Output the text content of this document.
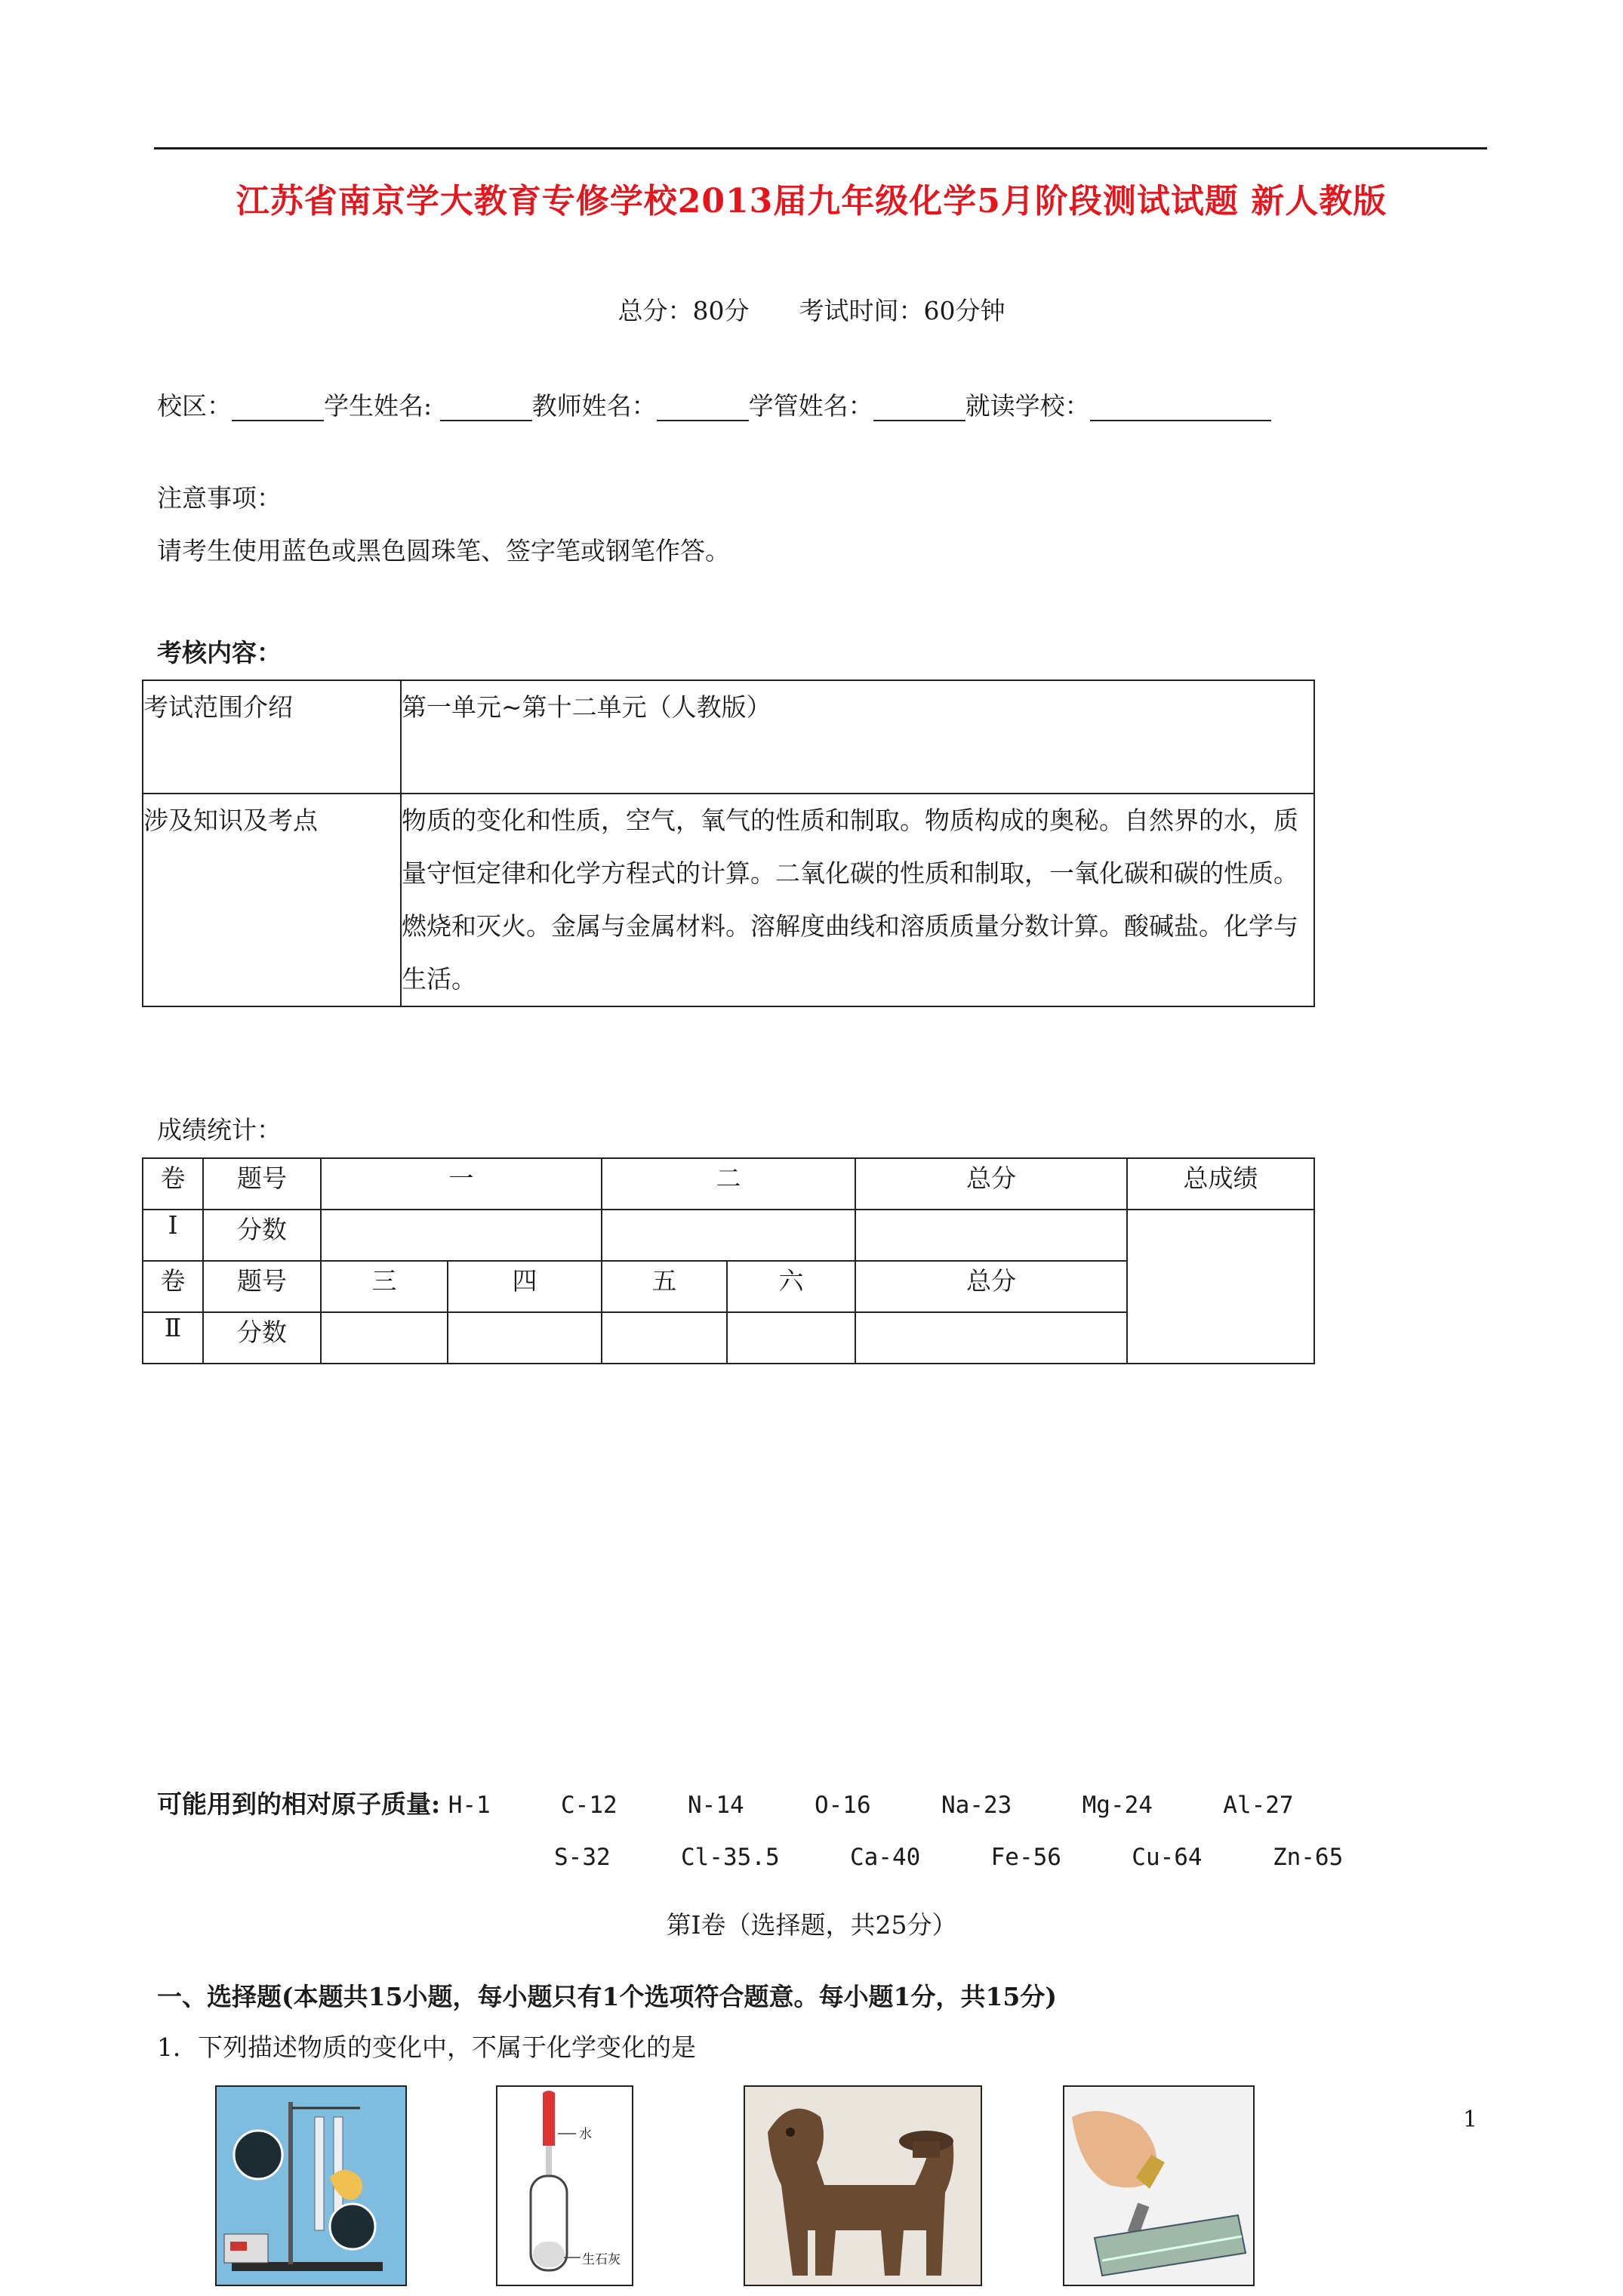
江苏省南京学大教育专修学校2013届九年级化学5月阶段测试试题 新人教版
总分：80分　　考试时间：60分钟
校区：	学生姓名:	教师姓名：	学管姓名：	就读学校：
注意事项：
请考生使用蓝色或黑色圆珠笔、签字笔或钢笔作答。
考核内容：
考试范围介绍	第一单元~第十二单元（人教版）
涉及知识及考点	物质的变化和性质，空气，氧气的性质和制取。物质构成的奥秘。自然界的水，质量守恒定律和化学方程式的计算。二氧化碳的性质和制取，一氧化碳和碳的性质。燃烧和灭火。金属与金属材料。溶解度曲线和溶质质量分数计算。酸碱盐。化学与生活。
成绩统计：
卷	题号	一		二		总分	总成绩
Ⅰ	分数						
卷	题号	三	四	五	六	总分	
Ⅱ	分数						
可能用到的相对原子质量: H-1	C-12	N-14	O-16	Na-23	Mg-24	Al-27
S-32	Cl-35.5	Ca-40	Fe-56	Cu-64	Zn-65
第Ⅰ卷（选择题，共25分）
一、选择题(本题共15小题，每小题只有1个选项符合题意。每小题1分，共15分)
1．下列描述物质的变化中，不属于化学变化的是
水
生石灰
1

→ PROBLEM DETAILS:
Your task is to retype all the entries exactly and leave out any pictures.

→ TASK SOLUTION:
Output the text content of this document.
江苏省南京学大教育专修学校2013届九年级化学5月阶段测试试题 新人教版
总分：80分　　考试时间：60分钟
校区：	学生姓名:	教师姓名：	学管姓名：	就读学校：
注意事项：
请考生使用蓝色或黑色圆珠笔、签字笔或钢笔作答。
考核内容：
考试范围介绍	第一单元~第十二单元（人教版）
涉及知识及考点	物质的变化和性质，空气，氧气的性质和制取。物质构成的奥秘。自然界的水，质量守恒定律和化学方程式的计算。二氧化碳的性质和制取，一氧化碳和碳的性质。燃烧和灭火。金属与金属材料。溶解度曲线和溶质质量分数计算。酸碱盐。化学与生活。
成绩统计：
卷	题号	一		二		总分	总成绩
Ⅰ	分数						
卷	题号	三	四	五	六	总分	
Ⅱ	分数						
可能用到的相对原子质量: H-1	C-12	N-14	O-16	Na-23	Mg-24	Al-27
S-32	Cl-35.5	Ca-40	Fe-56	Cu-64	Zn-65
第Ⅰ卷（选择题，共25分）
一、选择题(本题共15小题，每小题只有1个选项符合题意。每小题1分，共15分)
1．下列描述物质的变化中，不属于化学变化的是
水
生石灰
1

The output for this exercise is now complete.